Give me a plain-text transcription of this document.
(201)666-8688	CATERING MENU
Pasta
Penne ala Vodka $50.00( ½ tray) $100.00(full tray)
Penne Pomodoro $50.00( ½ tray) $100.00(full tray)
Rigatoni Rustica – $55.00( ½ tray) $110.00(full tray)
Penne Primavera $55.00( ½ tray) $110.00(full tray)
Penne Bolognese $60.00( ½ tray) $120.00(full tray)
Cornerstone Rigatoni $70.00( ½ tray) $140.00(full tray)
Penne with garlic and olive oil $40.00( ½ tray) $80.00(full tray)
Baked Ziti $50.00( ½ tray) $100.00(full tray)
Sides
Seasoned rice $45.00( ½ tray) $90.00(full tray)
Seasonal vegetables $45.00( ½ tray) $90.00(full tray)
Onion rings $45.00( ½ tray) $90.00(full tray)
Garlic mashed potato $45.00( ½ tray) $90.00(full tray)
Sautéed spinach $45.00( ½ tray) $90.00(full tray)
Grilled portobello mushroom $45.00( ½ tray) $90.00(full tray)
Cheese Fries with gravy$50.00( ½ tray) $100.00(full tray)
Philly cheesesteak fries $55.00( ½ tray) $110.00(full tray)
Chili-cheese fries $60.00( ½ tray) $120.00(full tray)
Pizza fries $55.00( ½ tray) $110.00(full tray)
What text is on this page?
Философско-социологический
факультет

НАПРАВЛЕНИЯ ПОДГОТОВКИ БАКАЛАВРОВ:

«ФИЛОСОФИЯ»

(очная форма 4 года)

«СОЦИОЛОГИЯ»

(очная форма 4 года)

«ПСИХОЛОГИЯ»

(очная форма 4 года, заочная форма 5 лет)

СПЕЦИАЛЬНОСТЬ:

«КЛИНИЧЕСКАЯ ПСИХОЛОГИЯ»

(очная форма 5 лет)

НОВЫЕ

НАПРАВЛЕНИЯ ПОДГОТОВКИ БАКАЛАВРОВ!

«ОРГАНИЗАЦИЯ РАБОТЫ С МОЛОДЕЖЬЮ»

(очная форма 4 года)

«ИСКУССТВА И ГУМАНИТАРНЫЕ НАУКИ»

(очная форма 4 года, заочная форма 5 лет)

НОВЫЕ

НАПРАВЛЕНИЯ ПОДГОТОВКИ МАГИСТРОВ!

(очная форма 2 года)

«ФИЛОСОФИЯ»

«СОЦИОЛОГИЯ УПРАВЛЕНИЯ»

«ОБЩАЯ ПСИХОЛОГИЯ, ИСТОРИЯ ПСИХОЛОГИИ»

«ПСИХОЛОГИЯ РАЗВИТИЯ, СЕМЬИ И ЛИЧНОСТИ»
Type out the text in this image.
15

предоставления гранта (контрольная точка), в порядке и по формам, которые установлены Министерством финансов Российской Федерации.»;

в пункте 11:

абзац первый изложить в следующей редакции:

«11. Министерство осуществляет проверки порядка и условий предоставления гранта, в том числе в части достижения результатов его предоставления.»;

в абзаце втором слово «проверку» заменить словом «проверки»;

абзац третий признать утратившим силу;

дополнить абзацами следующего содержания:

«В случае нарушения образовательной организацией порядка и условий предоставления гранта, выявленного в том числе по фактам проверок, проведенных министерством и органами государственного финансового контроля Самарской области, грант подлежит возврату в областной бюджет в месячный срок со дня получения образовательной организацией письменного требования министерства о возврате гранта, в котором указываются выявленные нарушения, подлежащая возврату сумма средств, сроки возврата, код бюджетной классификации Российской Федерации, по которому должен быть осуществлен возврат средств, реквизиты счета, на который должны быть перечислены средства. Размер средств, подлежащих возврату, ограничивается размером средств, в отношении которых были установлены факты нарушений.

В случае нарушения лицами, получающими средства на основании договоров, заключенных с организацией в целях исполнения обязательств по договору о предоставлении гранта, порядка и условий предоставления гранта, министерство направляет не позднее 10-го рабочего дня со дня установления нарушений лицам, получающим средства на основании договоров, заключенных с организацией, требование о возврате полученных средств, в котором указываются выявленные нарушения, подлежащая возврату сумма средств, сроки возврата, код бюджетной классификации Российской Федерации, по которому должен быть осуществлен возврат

== TASK GOAL ==
In full and verbatim, repeat the records given above.

== COMPLETED EXERCISE ==
Give me a plain-text transcription of this document.
(201)666-8688	CATERING MENU
Pasta
Penne ala Vodka $50.00( ½ tray) $100.00(full tray)
Penne Pomodoro $50.00( ½ tray) $100.00(full tray)
Rigatoni Rustica – $55.00( ½ tray) $110.00(full tray)
Penne Primavera $55.00( ½ tray) $110.00(full tray)
Penne Bolognese $60.00( ½ tray) $120.00(full tray)
Cornerstone Rigatoni $70.00( ½ tray) $140.00(full tray)
Penne with garlic and olive oil $40.00( ½ tray) $80.00(full tray)
Baked Ziti $50.00( ½ tray) $100.00(full tray)
Sides
Seasoned rice $45.00( ½ tray) $90.00(full tray)
Seasonal vegetables $45.00( ½ tray) $90.00(full tray)
Onion rings $45.00( ½ tray) $90.00(full tray)
Garlic mashed potato $45.00( ½ tray) $90.00(full tray)
Sautéed spinach $45.00( ½ tray) $90.00(full tray)
Grilled portobello mushroom $45.00( ½ tray) $90.00(full tray)
Cheese Fries with gravy$50.00( ½ tray) $100.00(full tray)
Philly cheesesteak fries $55.00( ½ tray) $110.00(full tray)
Chili-cheese fries $60.00( ½ tray) $120.00(full tray)
Pizza fries $55.00( ½ tray) $110.00(full tray)
What text is on this page?
Философско-социологический
факультет

НАПРАВЛЕНИЯ ПОДГОТОВКИ БАКАЛАВРОВ:

«ФИЛОСОФИЯ»

(очная форма 4 года)

«СОЦИОЛОГИЯ»

(очная форма 4 года)

«ПСИХОЛОГИЯ»

(очная форма 4 года, заочная форма 5 лет)

СПЕЦИАЛЬНОСТЬ:

«КЛИНИЧЕСКАЯ ПСИХОЛОГИЯ»

(очная форма 5 лет)

НОВЫЕ

НАПРАВЛЕНИЯ ПОДГОТОВКИ БАКАЛАВРОВ!

«ОРГАНИЗАЦИЯ РАБОТЫ С МОЛОДЕЖЬЮ»

(очная форма 4 года)

«ИСКУССТВА И ГУМАНИТАРНЫЕ НАУКИ»

(очная форма 4 года, заочная форма 5 лет)

НОВЫЕ

НАПРАВЛЕНИЯ ПОДГОТОВКИ МАГИСТРОВ!

(очная форма 2 года)

«ФИЛОСОФИЯ»

«СОЦИОЛОГИЯ УПРАВЛЕНИЯ»

«ОБЩАЯ ПСИХОЛОГИЯ, ИСТОРИЯ ПСИХОЛОГИИ»

«ПСИХОЛОГИЯ РАЗВИТИЯ, СЕМЬИ И ЛИЧНОСТИ»
Type out the text in this image.
15

предоставления гранта (контрольная точка), в порядке и по формам, которые установлены Министерством финансов Российской Федерации.»;

в пункте 11:

абзац первый изложить в следующей редакции:

«11. Министерство осуществляет проверки порядка и условий предоставления гранта, в том числе в части достижения результатов его предоставления.»;

в абзаце втором слово «проверку» заменить словом «проверки»;

абзац третий признать утратившим силу;

дополнить абзацами следующего содержания:

«В случае нарушения образовательной организацией порядка и условий предоставления гранта, выявленного в том числе по фактам проверок, проведенных министерством и органами государственного финансового контроля Самарской области, грант подлежит возврату в областной бюджет в месячный срок со дня получения образовательной организацией письменного требования министерства о возврате гранта, в котором указываются выявленные нарушения, подлежащая возврату сумма средств, сроки возврата, код бюджетной классификации Российской Федерации, по которому должен быть осуществлен возврат средств, реквизиты счета, на который должны быть перечислены средства. Размер средств, подлежащих возврату, ограничивается размером средств, в отношении которых были установлены факты нарушений.

В случае нарушения лицами, получающими средства на основании договоров, заключенных с организацией в целях исполнения обязательств по договору о предоставлении гранта, порядка и условий предоставления гранта, министерство направляет не позднее 10-го рабочего дня со дня установления нарушений лицам, получающим средства на основании договоров, заключенных с организацией, требование о возврате полученных средств, в котором указываются выявленные нарушения, подлежащая возврату сумма средств, сроки возврата, код бюджетной классификации Российской Федерации, по которому должен быть осуществлен возврат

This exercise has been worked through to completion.